Request → Return every line of the material exactly.

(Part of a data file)
** START **

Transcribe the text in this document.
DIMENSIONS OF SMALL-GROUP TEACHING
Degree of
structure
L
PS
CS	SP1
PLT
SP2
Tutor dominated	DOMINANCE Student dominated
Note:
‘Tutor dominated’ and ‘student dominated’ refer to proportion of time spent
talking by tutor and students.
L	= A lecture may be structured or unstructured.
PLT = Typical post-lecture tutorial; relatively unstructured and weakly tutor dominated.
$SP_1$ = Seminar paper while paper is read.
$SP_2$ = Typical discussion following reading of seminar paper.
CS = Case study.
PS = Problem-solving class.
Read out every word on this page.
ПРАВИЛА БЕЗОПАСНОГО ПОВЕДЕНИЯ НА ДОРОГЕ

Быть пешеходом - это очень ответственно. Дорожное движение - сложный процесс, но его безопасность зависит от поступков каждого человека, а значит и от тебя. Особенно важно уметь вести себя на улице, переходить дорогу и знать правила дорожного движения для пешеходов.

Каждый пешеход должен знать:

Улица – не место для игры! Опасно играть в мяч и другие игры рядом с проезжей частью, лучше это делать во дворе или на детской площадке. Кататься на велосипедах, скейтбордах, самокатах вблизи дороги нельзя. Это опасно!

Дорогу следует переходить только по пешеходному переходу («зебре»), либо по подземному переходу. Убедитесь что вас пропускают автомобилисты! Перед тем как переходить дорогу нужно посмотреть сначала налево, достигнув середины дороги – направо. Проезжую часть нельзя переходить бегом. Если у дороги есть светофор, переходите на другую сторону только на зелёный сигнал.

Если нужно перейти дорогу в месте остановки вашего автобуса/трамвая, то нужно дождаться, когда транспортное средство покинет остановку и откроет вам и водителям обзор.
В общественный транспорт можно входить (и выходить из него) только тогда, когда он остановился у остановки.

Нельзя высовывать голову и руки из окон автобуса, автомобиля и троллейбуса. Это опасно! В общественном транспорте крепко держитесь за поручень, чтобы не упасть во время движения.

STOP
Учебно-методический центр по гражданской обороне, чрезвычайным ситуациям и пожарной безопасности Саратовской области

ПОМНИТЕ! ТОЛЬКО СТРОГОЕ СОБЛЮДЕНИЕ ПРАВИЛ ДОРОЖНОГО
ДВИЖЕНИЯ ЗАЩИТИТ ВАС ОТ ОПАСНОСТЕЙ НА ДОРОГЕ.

** END **

Reply →
Transcribe the text in this document.
DIMENSIONS OF SMALL-GROUP TEACHING
Degree of
structure
L
PS
CS	SP1
PLT
SP2
Tutor dominated	DOMINANCE Student dominated
Note:
‘Tutor dominated’ and ‘student dominated’ refer to proportion of time spent
talking by tutor and students.
L	= A lecture may be structured or unstructured.
PLT = Typical post-lecture tutorial; relatively unstructured and weakly tutor dominated.
$SP_1$ = Seminar paper while paper is read.
$SP_2$ = Typical discussion following reading of seminar paper.
CS = Case study.
PS = Problem-solving class.
Read out every word on this page.
ПРАВИЛА БЕЗОПАСНОГО ПОВЕДЕНИЯ НА ДОРОГЕ

Быть пешеходом - это очень ответственно. Дорожное движение - сложный процесс, но его безопасность зависит от поступков каждого человека, а значит и от тебя. Особенно важно уметь вести себя на улице, переходить дорогу и знать правила дорожного движения для пешеходов.

Каждый пешеход должен знать:

Улица – не место для игры! Опасно играть в мяч и другие игры рядом с проезжей частью, лучше это делать во дворе или на детской площадке. Кататься на велосипедах, скейтбордах, самокатах вблизи дороги нельзя. Это опасно!

Дорогу следует переходить только по пешеходному переходу («зебре»), либо по подземному переходу. Убедитесь что вас пропускают автомобилисты! Перед тем как переходить дорогу нужно посмотреть сначала налево, достигнув середины дороги – направо. Проезжую часть нельзя переходить бегом. Если у дороги есть светофор, переходите на другую сторону только на зелёный сигнал.

Если нужно перейти дорогу в месте остановки вашего автобуса/трамвая, то нужно дождаться, когда транспортное средство покинет остановку и откроет вам и водителям обзор.
В общественный транспорт можно входить (и выходить из него) только тогда, когда он остановился у остановки.

Нельзя высовывать голову и руки из окон автобуса, автомобиля и троллейбуса. Это опасно! В общественном транспорте крепко держитесь за поручень, чтобы не упасть во время движения.

STOP
Учебно-методический центр по гражданской обороне, чрезвычайным ситуациям и пожарной безопасности Саратовской области

ПОМНИТЕ! ТОЛЬКО СТРОГОЕ СОБЛЮДЕНИЕ ПРАВИЛ ДОРОЖНОГО
ДВИЖЕНИЯ ЗАЩИТИТ ВАС ОТ ОПАСНОСТЕЙ НА ДОРОГЕ.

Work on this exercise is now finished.